Data records:
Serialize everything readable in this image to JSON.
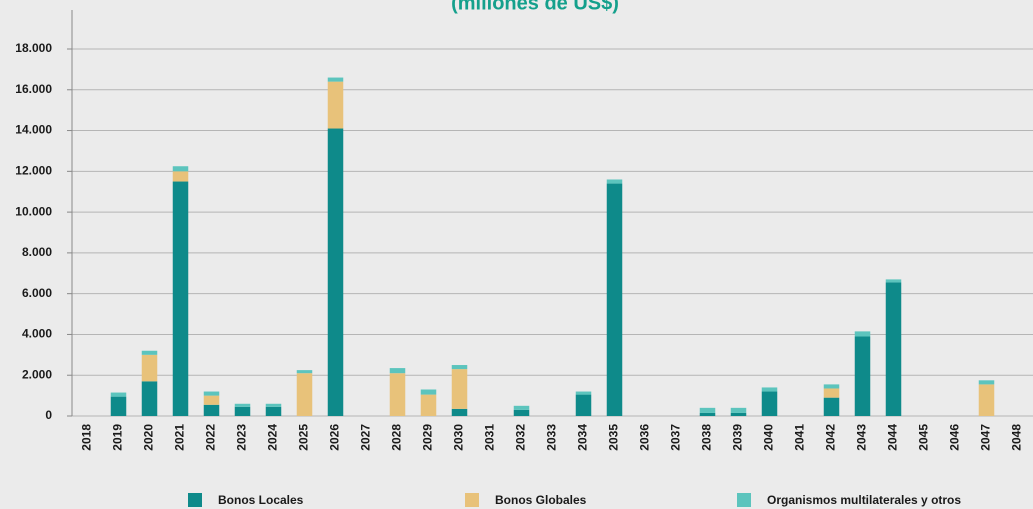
{
  "chart_data": {
    "type": "stacked_bar",
    "title": "(millones de US$)",
    "categories": [
      "2018",
      "2019",
      "2020",
      "2021",
      "2022",
      "2023",
      "2024",
      "2025",
      "2026",
      "2027",
      "2028",
      "2029",
      "2030",
      "2031",
      "2032",
      "2033",
      "2034",
      "2035",
      "2036",
      "2037",
      "2038",
      "2039",
      "2040",
      "2041",
      "2042",
      "2043",
      "2044",
      "2045",
      "2046",
      "2047",
      "2048"
    ],
    "series": [
      {
        "name": "Bonos Locales",
        "color": "#0e8a8a",
        "values": [
          0,
          950,
          1700,
          11500,
          550,
          450,
          450,
          0,
          14100,
          0,
          0,
          0,
          350,
          0,
          300,
          0,
          1050,
          11400,
          0,
          0,
          150,
          150,
          1200,
          0,
          900,
          3900,
          6550,
          0,
          0,
          0,
          0
        ]
      },
      {
        "name": "Bonos Globales",
        "color": "#e8c27a",
        "values": [
          0,
          0,
          1300,
          500,
          450,
          0,
          0,
          2100,
          2300,
          0,
          2100,
          1050,
          1950,
          0,
          0,
          0,
          0,
          0,
          0,
          0,
          0,
          0,
          0,
          0,
          450,
          0,
          0,
          0,
          0,
          1550,
          0
        ]
      },
      {
        "name": "Organismos multilaterales y otros",
        "color": "#5cc4bd",
        "values": [
          0,
          200,
          200,
          250,
          200,
          150,
          150,
          150,
          200,
          0,
          250,
          250,
          200,
          0,
          200,
          0,
          150,
          200,
          0,
          0,
          250,
          250,
          200,
          0,
          200,
          250,
          150,
          0,
          0,
          200,
          0
        ]
      }
    ],
    "ylim": [
      0,
      18000
    ],
    "yticks": [
      0,
      {
        "value": 2000,
        "label": "2.000"
      },
      {
        "value": 4000,
        "label": "4.000"
      },
      {
        "value": 6000,
        "label": "6.000"
      },
      {
        "value": 8000,
        "label": "8.000"
      },
      {
        "value": 10000,
        "label": "10.000"
      },
      {
        "value": 12000,
        "label": "12.000"
      },
      {
        "value": 14000,
        "label": "14.000"
      },
      {
        "value": 16000,
        "label": "16.000"
      },
      {
        "value": 18000,
        "label": "18.000"
      }
    ],
    "grid": true,
    "legend": "bottom"
  }
}
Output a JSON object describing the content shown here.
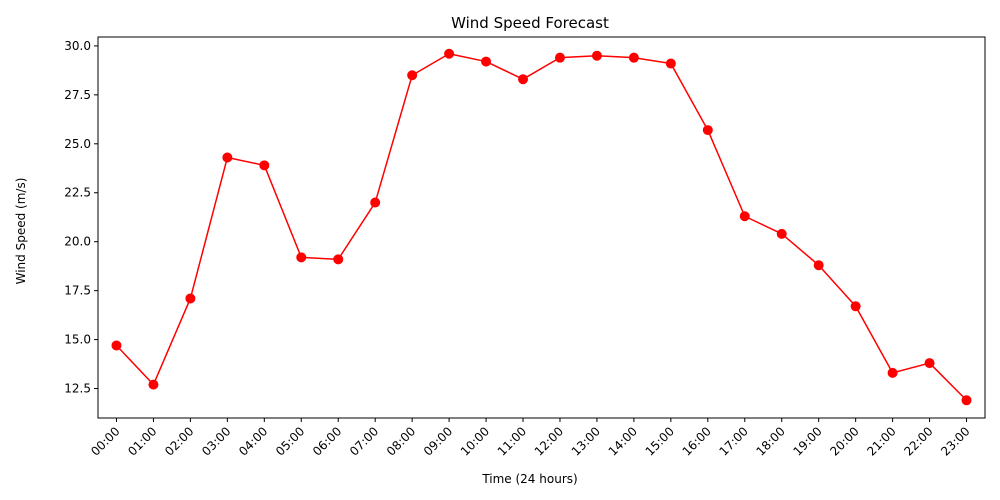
{
  "chart_data": {
    "type": "line",
    "title": "Wind Speed Forecast",
    "xlabel": "Time (24 hours)",
    "ylabel": "Wind Speed (m/s)",
    "categories": [
      "00:00",
      "01:00",
      "02:00",
      "03:00",
      "04:00",
      "05:00",
      "06:00",
      "07:00",
      "08:00",
      "09:00",
      "10:00",
      "11:00",
      "12:00",
      "13:00",
      "14:00",
      "15:00",
      "16:00",
      "17:00",
      "18:00",
      "19:00",
      "20:00",
      "21:00",
      "22:00",
      "23:00"
    ],
    "series": [
      {
        "values": [
          14.7,
          12.7,
          17.1,
          24.3,
          23.9,
          19.2,
          19.1,
          22.0,
          28.5,
          29.6,
          29.2,
          28.3,
          29.4,
          29.5,
          29.4,
          29.1,
          25.7,
          21.3,
          20.4,
          18.8,
          16.7,
          13.3,
          13.8,
          11.9
        ],
        "color": "#ff0000",
        "marker": "circle"
      }
    ],
    "ylim": [
      10.995,
      30.455
    ],
    "yticks": [
      12.5,
      15.0,
      17.5,
      20.0,
      22.5,
      25.0,
      27.5,
      30.0
    ],
    "yticklabels": [
      "12.5",
      "15.0",
      "17.5",
      "20.0",
      "22.5",
      "25.0",
      "27.5",
      "30.0"
    ],
    "grid": false,
    "legend": "none"
  }
}
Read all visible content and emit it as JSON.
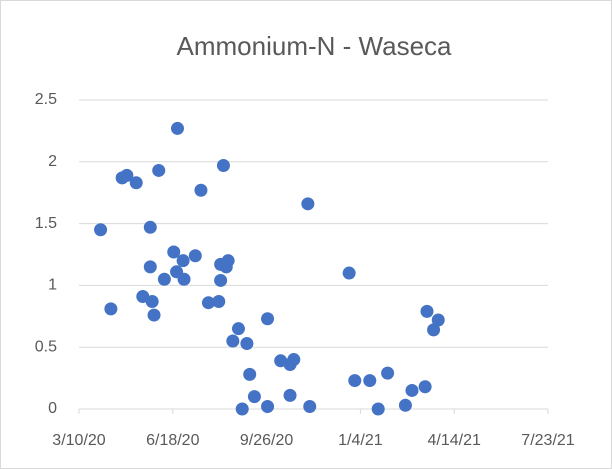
{
  "chart_data": {
    "type": "scatter",
    "title": "Ammonium-N - Waseca",
    "series": [
      {
        "color": "#4472c4",
        "x": [
          43923,
          43934,
          43946,
          43951,
          43961,
          43968,
          43976,
          43976,
          43978,
          43980,
          43985,
          43991,
          44001,
          44005,
          44004,
          44011,
          44012,
          44024,
          44030,
          44038,
          44049,
          44051,
          44051,
          44054,
          44057,
          44059,
          44064,
          44070,
          44079,
          44082,
          44074,
          44087,
          44101,
          44101,
          44115,
          44125,
          44125,
          44129,
          44144,
          44146,
          44188,
          44194,
          44210,
          44219,
          44229,
          44248,
          44255,
          44269,
          44271,
          44278,
          44283
        ],
        "values": [
          1.45,
          0.81,
          1.87,
          1.89,
          1.83,
          0.91,
          1.47,
          1.15,
          0.87,
          0.76,
          1.93,
          1.05,
          1.27,
          2.27,
          1.11,
          1.2,
          1.05,
          1.24,
          1.77,
          0.86,
          0.87,
          1.04,
          1.17,
          1.97,
          1.15,
          1.2,
          0.55,
          0.65,
          0.53,
          0.28,
          0,
          0.1,
          0.02,
          0.73,
          0.39,
          0.11,
          0.36,
          0.4,
          1.66,
          0.02,
          1.1,
          0.23,
          0.23,
          0,
          0.29,
          0.03,
          0.15,
          0.18,
          0.79,
          0.64,
          0.72
        ]
      }
    ],
    "xlim": [
      43900,
      44400
    ],
    "xticks": [
      {
        "value": 43900,
        "label": "3/10/20"
      },
      {
        "value": 44000,
        "label": "6/18/20"
      },
      {
        "value": 44100,
        "label": "9/26/20"
      },
      {
        "value": 44200,
        "label": "1/4/21"
      },
      {
        "value": 44300,
        "label": "4/14/21"
      },
      {
        "value": 44400,
        "label": "7/23/21"
      }
    ],
    "ylim": [
      0,
      2.5
    ],
    "yticks": [
      0,
      0.5,
      1,
      1.5,
      2,
      2.5
    ],
    "grid": true
  }
}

WHAT THE TASK ASKS: Reproduce the full material exactly, excluding the pictures.

SOLUTION TO THE EXERCISE:
Serialize everything readable in this image to JSON.
{
  "chart_data": {
    "type": "stacked_bar",
    "title": "(millones de US$)",
    "categories": [
      "2018",
      "2019",
      "2020",
      "2021",
      "2022",
      "2023",
      "2024",
      "2025",
      "2026",
      "2027",
      "2028",
      "2029",
      "2030",
      "2031",
      "2032",
      "2033",
      "2034",
      "2035",
      "2036",
      "2037",
      "2038",
      "2039",
      "2040",
      "2041",
      "2042",
      "2043",
      "2044",
      "2045",
      "2046",
      "2047",
      "2048"
    ],
    "series": [
      {
        "name": "Bonos Locales",
        "color": "#0e8a8a",
        "values": [
          0,
          950,
          1700,
          11500,
          550,
          450,
          450,
          0,
          14100,
          0,
          0,
          0,
          350,
          0,
          300,
          0,
          1050,
          11400,
          0,
          0,
          150,
          150,
          1200,
          0,
          900,
          3900,
          6550,
          0,
          0,
          0,
          0
        ]
      },
      {
        "name": "Bonos Globales",
        "color": "#e8c27a",
        "values": [
          0,
          0,
          1300,
          500,
          450,
          0,
          0,
          2100,
          2300,
          0,
          2100,
          1050,
          1950,
          0,
          0,
          0,
          0,
          0,
          0,
          0,
          0,
          0,
          0,
          0,
          450,
          0,
          0,
          0,
          0,
          1550,
          0
        ]
      },
      {
        "name": "Organismos multilaterales y otros",
        "color": "#5cc4bd",
        "values": [
          0,
          200,
          200,
          250,
          200,
          150,
          150,
          150,
          200,
          0,
          250,
          250,
          200,
          0,
          200,
          0,
          150,
          200,
          0,
          0,
          250,
          250,
          200,
          0,
          200,
          250,
          150,
          0,
          0,
          200,
          0
        ]
      }
    ],
    "ylim": [
      0,
      18000
    ],
    "yticks": [
      0,
      {
        "value": 2000,
        "label": "2.000"
      },
      {
        "value": 4000,
        "label": "4.000"
      },
      {
        "value": 6000,
        "label": "6.000"
      },
      {
        "value": 8000,
        "label": "8.000"
      },
      {
        "value": 10000,
        "label": "10.000"
      },
      {
        "value": 12000,
        "label": "12.000"
      },
      {
        "value": 14000,
        "label": "14.000"
      },
      {
        "value": 16000,
        "label": "16.000"
      },
      {
        "value": 18000,
        "label": "18.000"
      }
    ],
    "grid": true,
    "legend": "bottom"
  }
}
Output a JSON object describing the content shown here.
{
  "chart_data": {
    "type": "line",
    "title": "Wind Speed Forecast",
    "xlabel": "Time (24 hours)",
    "ylabel": "Wind Speed (m/s)",
    "categories": [
      "00:00",
      "01:00",
      "02:00",
      "03:00",
      "04:00",
      "05:00",
      "06:00",
      "07:00",
      "08:00",
      "09:00",
      "10:00",
      "11:00",
      "12:00",
      "13:00",
      "14:00",
      "15:00",
      "16:00",
      "17:00",
      "18:00",
      "19:00",
      "20:00",
      "21:00",
      "22:00",
      "23:00"
    ],
    "series": [
      {
        "values": [
          14.7,
          12.7,
          17.1,
          24.3,
          23.9,
          19.2,
          19.1,
          22.0,
          28.5,
          29.6,
          29.2,
          28.3,
          29.4,
          29.5,
          29.4,
          29.1,
          25.7,
          21.3,
          20.4,
          18.8,
          16.7,
          13.3,
          13.8,
          11.9
        ],
        "color": "#ff0000",
        "marker": "circle"
      }
    ],
    "ylim": [
      10.995,
      30.455
    ],
    "yticks": [
      12.5,
      15.0,
      17.5,
      20.0,
      22.5,
      25.0,
      27.5,
      30.0
    ],
    "yticklabels": [
      "12.5",
      "15.0",
      "17.5",
      "20.0",
      "22.5",
      "25.0",
      "27.5",
      "30.0"
    ],
    "grid": false,
    "legend": "none"
  }
}
Read all visible content and emit it as JSON.
{
  "chart_data": {
    "type": "scatter",
    "title": "Ammonium-N - Waseca",
    "series": [
      {
        "color": "#4472c4",
        "x": [
          43923,
          43934,
          43946,
          43951,
          43961,
          43968,
          43976,
          43976,
          43978,
          43980,
          43985,
          43991,
          44001,
          44005,
          44004,
          44011,
          44012,
          44024,
          44030,
          44038,
          44049,
          44051,
          44051,
          44054,
          44057,
          44059,
          44064,
          44070,
          44079,
          44082,
          44074,
          44087,
          44101,
          44101,
          44115,
          44125,
          44125,
          44129,
          44144,
          44146,
          44188,
          44194,
          44210,
          44219,
          44229,
          44248,
          44255,
          44269,
          44271,
          44278,
          44283
        ],
        "values": [
          1.45,
          0.81,
          1.87,
          1.89,
          1.83,
          0.91,
          1.47,
          1.15,
          0.87,
          0.76,
          1.93,
          1.05,
          1.27,
          2.27,
          1.11,
          1.2,
          1.05,
          1.24,
          1.77,
          0.86,
          0.87,
          1.04,
          1.17,
          1.97,
          1.15,
          1.2,
          0.55,
          0.65,
          0.53,
          0.28,
          0,
          0.1,
          0.02,
          0.73,
          0.39,
          0.11,
          0.36,
          0.4,
          1.66,
          0.02,
          1.1,
          0.23,
          0.23,
          0,
          0.29,
          0.03,
          0.15,
          0.18,
          0.79,
          0.64,
          0.72
        ]
      }
    ],
    "xlim": [
      43900,
      44400
    ],
    "xticks": [
      {
        "value": 43900,
        "label": "3/10/20"
      },
      {
        "value": 44000,
        "label": "6/18/20"
      },
      {
        "value": 44100,
        "label": "9/26/20"
      },
      {
        "value": 44200,
        "label": "1/4/21"
      },
      {
        "value": 44300,
        "label": "4/14/21"
      },
      {
        "value": 44400,
        "label": "7/23/21"
      }
    ],
    "ylim": [
      0,
      2.5
    ],
    "yticks": [
      0,
      0.5,
      1,
      1.5,
      2,
      2.5
    ],
    "grid": true
  }
}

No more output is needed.